Copy out word for word the part below that opens with the line containing "Pick out 26" and closes with the line containing "y-tick-label: 0.95 — [32, 195, 56, 209]", including both of those lines.
--- Start of RECORDS SHOWN ---
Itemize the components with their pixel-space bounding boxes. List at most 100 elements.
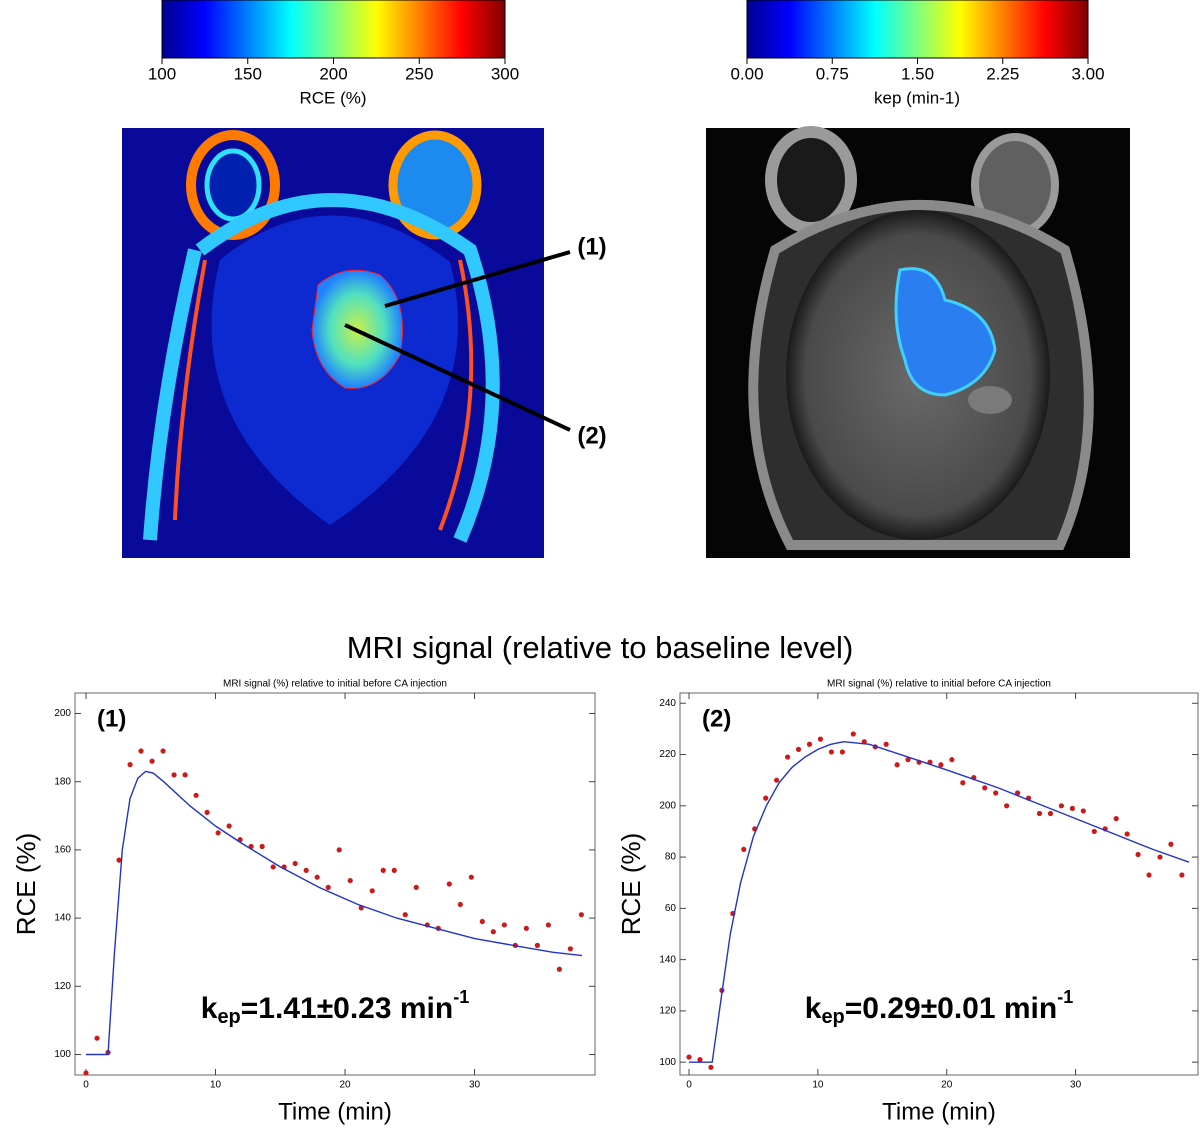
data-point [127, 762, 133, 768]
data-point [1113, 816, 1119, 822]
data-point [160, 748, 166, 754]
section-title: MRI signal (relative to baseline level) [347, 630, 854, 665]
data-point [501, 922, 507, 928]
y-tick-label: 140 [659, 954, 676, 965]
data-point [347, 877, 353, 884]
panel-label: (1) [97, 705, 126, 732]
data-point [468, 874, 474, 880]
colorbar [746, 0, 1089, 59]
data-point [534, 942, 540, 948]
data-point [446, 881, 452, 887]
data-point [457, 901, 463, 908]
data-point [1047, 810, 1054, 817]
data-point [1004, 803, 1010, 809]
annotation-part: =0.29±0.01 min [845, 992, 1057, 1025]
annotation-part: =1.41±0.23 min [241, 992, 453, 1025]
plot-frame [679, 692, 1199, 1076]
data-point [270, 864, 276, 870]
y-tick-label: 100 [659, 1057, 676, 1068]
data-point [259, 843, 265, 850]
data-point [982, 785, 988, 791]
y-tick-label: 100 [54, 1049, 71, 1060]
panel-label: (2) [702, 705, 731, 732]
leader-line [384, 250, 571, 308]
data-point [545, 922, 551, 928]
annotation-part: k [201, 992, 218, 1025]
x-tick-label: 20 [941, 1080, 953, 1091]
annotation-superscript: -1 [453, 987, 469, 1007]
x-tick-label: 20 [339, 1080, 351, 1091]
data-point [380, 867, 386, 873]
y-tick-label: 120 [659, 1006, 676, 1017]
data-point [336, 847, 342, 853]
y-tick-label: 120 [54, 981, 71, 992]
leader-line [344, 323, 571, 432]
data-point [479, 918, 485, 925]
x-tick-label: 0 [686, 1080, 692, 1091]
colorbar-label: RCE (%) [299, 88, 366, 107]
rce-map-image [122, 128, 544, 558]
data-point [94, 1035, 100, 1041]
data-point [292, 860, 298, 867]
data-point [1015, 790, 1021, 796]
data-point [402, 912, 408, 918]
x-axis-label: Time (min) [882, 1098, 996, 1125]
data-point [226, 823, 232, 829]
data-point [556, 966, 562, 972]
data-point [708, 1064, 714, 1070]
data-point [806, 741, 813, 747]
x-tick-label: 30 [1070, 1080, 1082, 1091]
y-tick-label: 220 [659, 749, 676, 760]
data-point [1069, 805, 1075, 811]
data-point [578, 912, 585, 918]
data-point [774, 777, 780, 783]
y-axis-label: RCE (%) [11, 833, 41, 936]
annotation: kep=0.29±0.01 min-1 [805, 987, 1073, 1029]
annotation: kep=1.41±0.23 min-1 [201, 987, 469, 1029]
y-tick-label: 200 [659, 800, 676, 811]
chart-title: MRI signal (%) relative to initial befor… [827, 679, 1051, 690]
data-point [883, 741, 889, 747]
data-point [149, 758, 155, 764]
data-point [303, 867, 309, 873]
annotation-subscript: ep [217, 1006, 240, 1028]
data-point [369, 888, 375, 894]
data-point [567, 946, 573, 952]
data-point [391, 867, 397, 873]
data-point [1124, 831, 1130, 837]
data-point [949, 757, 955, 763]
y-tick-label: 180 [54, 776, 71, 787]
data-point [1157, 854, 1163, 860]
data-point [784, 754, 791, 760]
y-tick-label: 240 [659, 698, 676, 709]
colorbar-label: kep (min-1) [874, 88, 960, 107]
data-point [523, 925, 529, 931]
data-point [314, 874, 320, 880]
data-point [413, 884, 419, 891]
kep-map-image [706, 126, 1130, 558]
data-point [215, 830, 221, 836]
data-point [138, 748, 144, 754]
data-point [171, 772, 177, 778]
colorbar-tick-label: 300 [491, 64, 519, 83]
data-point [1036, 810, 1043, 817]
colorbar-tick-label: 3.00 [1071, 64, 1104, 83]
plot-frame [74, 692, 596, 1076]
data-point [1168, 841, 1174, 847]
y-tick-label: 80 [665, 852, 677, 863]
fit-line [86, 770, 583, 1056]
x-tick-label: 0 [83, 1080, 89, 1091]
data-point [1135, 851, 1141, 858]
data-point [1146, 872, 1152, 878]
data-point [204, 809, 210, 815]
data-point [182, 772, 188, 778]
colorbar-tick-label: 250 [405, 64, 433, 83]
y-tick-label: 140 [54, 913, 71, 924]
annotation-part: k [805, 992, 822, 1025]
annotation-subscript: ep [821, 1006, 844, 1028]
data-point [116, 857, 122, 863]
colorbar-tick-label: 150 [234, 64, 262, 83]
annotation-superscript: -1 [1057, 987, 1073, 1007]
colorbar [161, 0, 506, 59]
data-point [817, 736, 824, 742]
--- End of RECORDS SHOWN ---
--- Start of RECORDS SHOWN ---
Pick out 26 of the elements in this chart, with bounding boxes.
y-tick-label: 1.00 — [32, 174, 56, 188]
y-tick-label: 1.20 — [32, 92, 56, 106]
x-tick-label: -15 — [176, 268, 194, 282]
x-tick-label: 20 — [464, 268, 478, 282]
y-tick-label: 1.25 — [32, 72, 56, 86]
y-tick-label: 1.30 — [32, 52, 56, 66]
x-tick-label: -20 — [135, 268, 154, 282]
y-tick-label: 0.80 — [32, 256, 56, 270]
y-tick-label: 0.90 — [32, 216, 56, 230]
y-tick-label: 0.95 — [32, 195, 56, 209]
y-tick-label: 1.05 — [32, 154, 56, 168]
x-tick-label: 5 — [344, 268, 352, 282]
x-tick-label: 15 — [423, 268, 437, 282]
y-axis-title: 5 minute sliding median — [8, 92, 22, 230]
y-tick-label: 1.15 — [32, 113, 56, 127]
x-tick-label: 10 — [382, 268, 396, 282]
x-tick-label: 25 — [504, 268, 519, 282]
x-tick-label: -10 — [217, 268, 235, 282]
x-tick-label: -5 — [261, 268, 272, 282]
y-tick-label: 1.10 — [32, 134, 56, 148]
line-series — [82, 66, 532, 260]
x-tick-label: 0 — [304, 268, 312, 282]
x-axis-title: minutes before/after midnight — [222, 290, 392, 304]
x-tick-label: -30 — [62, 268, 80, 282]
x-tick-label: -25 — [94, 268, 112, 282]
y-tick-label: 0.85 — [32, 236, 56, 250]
--- End of RECORDS SHOWN ---
| WRITTEN RESPONSE |
Pick out 26 of the elements in this chart, with bounding boxes.
y-tick-label: 1.00 — [32, 174, 56, 188]
y-tick-label: 1.20 — [32, 92, 56, 106]
x-tick-label: -15 — [176, 268, 194, 282]
x-tick-label: 20 — [464, 268, 478, 282]
y-tick-label: 1.25 — [32, 72, 56, 86]
y-tick-label: 1.30 — [32, 52, 56, 66]
x-tick-label: -20 — [135, 268, 154, 282]
y-tick-label: 0.80 — [32, 256, 56, 270]
y-tick-label: 0.90 — [32, 216, 56, 230]
y-tick-label: 0.95 — [32, 195, 56, 209]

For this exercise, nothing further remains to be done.